Exercise materials:
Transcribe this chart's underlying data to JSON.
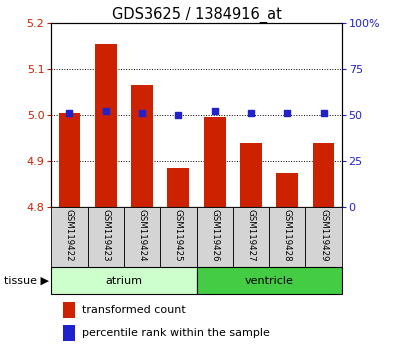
{
  "title": "GDS3625 / 1384916_at",
  "samples": [
    "GSM119422",
    "GSM119423",
    "GSM119424",
    "GSM119425",
    "GSM119426",
    "GSM119427",
    "GSM119428",
    "GSM119429"
  ],
  "red_values": [
    5.005,
    5.155,
    5.065,
    4.885,
    4.995,
    4.94,
    4.875,
    4.94
  ],
  "blue_values": [
    51,
    52,
    51,
    50,
    52,
    51,
    51,
    51
  ],
  "ylim_left": [
    4.8,
    5.2
  ],
  "ylim_right": [
    0,
    100
  ],
  "yticks_left": [
    4.8,
    4.9,
    5.0,
    5.1,
    5.2
  ],
  "yticks_right": [
    0,
    25,
    50,
    75,
    100
  ],
  "bar_color": "#cc2200",
  "dot_color": "#2222cc",
  "tissue_groups": [
    {
      "label": "atrium",
      "samples": [
        0,
        1,
        2,
        3
      ],
      "color": "#ccffcc"
    },
    {
      "label": "ventricle",
      "samples": [
        4,
        5,
        6,
        7
      ],
      "color": "#44cc44"
    }
  ],
  "sample_box_color": "#d4d4d4",
  "background_color": "#ffffff",
  "grid_color": "#000000",
  "title_fontsize": 10.5,
  "tick_fontsize": 8,
  "sample_fontsize": 6.2,
  "legend_fontsize": 8,
  "tissue_fontsize": 8,
  "label_color_left": "#cc2200",
  "label_color_right": "#2222cc",
  "grid_yticks": [
    4.9,
    5.0,
    5.1
  ],
  "bar_width": 0.6
}
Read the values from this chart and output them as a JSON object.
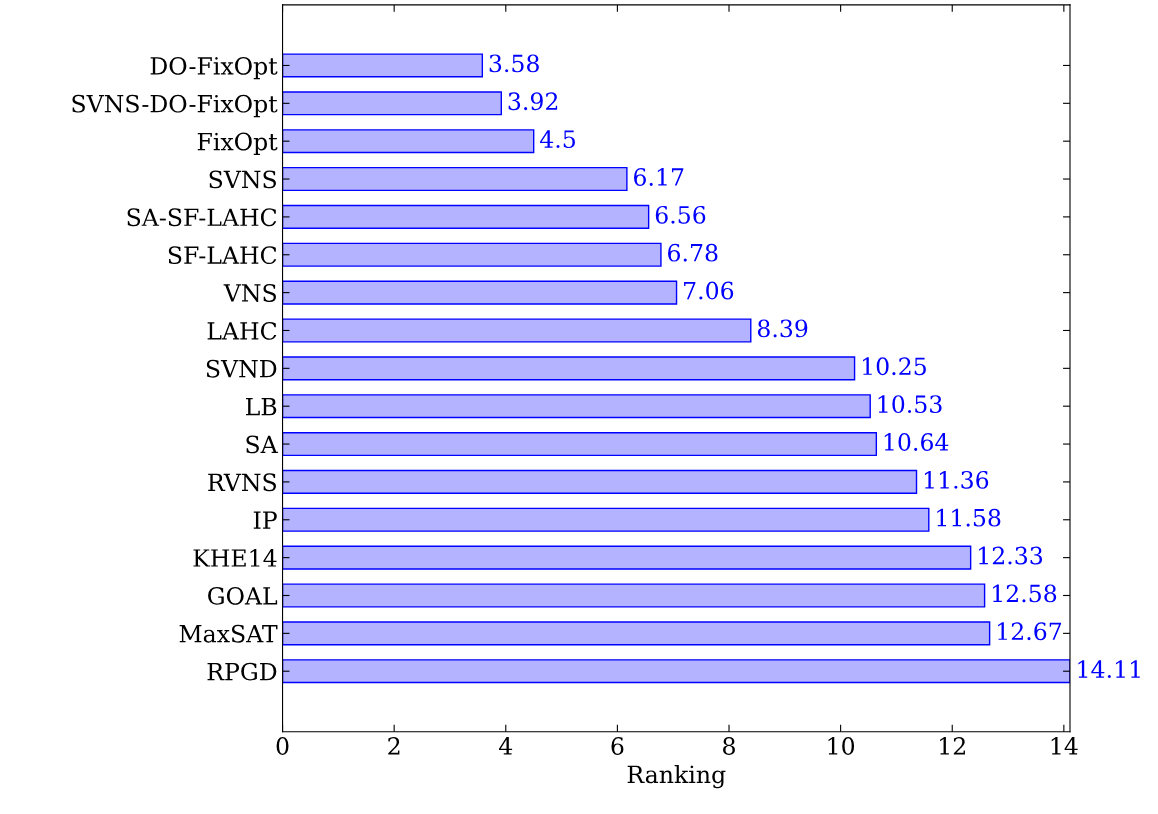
{
  "chart_data": {
    "type": "bar",
    "orientation": "horizontal",
    "xlabel": "Ranking",
    "categories": [
      "DO-FixOpt",
      "SVNS-DO-FixOpt",
      "FixOpt",
      "SVNS",
      "SA-SF-LAHC",
      "SF-LAHC",
      "VNS",
      "LAHC",
      "SVND",
      "LB",
      "SA",
      "RVNS",
      "IP",
      "KHE14",
      "GOAL",
      "MaxSAT",
      "RPGD"
    ],
    "values": [
      3.58,
      3.92,
      4.5,
      6.17,
      6.56,
      6.78,
      7.06,
      8.39,
      10.25,
      10.53,
      10.64,
      11.36,
      11.58,
      12.33,
      12.58,
      12.67,
      14.11
    ],
    "color": "#b3b3ff",
    "data_labels": true,
    "grid": false,
    "legend": false,
    "xlim": [
      0,
      14.11
    ],
    "xticks": [
      0,
      2,
      4,
      6,
      8,
      10,
      12,
      14
    ]
  }
}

Short exercise: Copy out each line of the data containing the string "this".

Full output:
Transcribe this chart's underlying data to JSON.
Read the values from this chart and output them as a JSON object.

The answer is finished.